> **WORK REQUIRED**
Track down every line below that holds "полномочия" and copy it.

> **TASK MATERIAL**

--- begin ---

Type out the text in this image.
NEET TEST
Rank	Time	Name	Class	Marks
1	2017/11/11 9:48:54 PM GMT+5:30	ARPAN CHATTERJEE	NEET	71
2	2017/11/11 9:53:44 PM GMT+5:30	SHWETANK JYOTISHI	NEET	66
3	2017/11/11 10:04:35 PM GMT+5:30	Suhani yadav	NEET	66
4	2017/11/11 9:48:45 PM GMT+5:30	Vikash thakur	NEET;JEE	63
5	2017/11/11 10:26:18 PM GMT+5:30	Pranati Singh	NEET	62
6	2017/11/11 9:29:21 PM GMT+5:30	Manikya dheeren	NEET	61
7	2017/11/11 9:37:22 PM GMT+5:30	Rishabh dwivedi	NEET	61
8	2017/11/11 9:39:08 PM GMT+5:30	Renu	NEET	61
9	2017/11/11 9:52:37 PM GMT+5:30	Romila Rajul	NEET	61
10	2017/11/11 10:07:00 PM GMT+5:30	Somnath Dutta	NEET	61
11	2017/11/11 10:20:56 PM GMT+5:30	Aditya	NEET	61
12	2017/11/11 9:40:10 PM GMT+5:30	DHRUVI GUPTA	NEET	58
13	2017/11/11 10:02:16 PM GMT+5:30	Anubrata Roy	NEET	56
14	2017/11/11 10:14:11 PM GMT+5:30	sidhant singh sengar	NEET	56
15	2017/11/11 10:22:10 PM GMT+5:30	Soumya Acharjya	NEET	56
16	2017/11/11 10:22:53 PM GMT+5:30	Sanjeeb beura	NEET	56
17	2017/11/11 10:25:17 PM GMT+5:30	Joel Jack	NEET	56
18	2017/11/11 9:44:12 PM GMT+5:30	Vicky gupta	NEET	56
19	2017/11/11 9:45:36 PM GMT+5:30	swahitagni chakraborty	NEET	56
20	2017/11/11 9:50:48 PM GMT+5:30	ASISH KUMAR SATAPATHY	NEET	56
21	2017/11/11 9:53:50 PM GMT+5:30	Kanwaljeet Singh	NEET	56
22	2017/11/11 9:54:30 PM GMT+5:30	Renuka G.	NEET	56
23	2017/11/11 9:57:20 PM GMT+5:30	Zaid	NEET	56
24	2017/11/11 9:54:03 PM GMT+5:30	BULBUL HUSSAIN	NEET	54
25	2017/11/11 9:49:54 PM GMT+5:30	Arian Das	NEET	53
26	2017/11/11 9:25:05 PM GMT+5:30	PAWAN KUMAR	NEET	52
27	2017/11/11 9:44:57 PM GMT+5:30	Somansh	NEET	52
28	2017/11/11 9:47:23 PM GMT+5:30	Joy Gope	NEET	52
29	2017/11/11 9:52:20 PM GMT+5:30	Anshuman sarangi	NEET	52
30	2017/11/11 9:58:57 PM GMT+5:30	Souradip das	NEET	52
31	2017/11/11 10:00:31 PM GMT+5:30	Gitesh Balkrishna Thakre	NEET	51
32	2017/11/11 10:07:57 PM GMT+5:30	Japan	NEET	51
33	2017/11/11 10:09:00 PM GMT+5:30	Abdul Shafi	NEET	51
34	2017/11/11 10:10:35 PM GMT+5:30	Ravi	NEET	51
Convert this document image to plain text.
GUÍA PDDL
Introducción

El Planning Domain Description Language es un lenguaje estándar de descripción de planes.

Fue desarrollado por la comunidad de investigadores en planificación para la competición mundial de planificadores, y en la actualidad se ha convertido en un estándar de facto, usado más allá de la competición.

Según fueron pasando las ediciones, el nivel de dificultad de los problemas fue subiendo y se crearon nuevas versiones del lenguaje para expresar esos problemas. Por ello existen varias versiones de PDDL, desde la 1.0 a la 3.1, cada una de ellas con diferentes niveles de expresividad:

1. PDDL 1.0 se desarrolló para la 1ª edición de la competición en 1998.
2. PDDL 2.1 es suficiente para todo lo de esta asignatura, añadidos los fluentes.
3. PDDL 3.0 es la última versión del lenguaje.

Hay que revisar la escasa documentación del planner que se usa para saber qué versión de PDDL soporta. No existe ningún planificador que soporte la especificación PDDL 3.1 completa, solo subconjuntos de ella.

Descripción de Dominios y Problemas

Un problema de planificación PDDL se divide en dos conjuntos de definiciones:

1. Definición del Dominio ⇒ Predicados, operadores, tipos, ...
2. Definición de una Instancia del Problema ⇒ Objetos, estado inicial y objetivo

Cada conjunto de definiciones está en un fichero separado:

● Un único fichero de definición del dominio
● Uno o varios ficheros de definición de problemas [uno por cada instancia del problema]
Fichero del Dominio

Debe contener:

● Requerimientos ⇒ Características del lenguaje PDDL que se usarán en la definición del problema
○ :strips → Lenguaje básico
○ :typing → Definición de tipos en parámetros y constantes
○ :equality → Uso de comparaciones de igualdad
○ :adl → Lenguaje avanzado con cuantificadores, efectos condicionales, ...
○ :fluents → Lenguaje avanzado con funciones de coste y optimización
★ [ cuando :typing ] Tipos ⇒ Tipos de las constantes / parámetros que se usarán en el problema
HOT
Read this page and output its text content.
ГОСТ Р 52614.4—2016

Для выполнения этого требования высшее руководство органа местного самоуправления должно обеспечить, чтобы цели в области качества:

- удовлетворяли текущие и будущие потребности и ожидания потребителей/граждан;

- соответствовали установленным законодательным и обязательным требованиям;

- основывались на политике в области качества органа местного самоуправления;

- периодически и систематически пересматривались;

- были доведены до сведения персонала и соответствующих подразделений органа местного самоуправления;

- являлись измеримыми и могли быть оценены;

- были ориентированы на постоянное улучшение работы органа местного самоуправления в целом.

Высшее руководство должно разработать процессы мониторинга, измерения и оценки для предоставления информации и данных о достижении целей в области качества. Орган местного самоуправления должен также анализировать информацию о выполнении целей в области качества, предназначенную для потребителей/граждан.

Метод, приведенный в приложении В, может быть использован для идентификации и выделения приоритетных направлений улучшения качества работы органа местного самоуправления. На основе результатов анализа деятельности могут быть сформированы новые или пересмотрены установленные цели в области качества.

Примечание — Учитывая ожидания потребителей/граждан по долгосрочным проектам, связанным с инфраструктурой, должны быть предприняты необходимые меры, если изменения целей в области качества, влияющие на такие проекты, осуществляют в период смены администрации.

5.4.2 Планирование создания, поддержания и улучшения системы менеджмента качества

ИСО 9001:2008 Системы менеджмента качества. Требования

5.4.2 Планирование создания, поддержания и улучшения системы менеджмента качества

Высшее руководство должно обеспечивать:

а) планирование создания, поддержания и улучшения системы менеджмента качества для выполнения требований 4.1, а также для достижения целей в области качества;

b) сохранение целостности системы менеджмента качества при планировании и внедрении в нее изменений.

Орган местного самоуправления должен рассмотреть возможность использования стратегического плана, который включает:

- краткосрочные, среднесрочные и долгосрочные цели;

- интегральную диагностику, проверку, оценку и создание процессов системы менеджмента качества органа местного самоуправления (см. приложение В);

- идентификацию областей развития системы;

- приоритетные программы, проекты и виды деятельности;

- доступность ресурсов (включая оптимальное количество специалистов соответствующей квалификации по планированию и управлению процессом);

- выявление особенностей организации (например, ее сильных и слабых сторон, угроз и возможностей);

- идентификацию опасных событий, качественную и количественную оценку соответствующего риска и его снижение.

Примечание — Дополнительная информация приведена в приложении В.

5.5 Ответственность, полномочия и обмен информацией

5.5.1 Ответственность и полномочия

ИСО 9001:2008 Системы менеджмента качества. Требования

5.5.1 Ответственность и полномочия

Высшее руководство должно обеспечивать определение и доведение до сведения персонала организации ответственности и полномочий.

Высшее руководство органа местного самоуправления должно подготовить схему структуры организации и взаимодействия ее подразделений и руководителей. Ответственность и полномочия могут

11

--- end ---

> **ANSWER TO THIS EXERCISE**
5.5 Ответственность, полномочия и обмен информацией
5.5.1 Ответственность и полномочия
5.5.1 Ответственность и полномочия
Высшее руководство органа местного самоуправления должно подготовить схему структуры организации и взаимодействия ее подразделений и руководителей. Ответственность и полномочия могут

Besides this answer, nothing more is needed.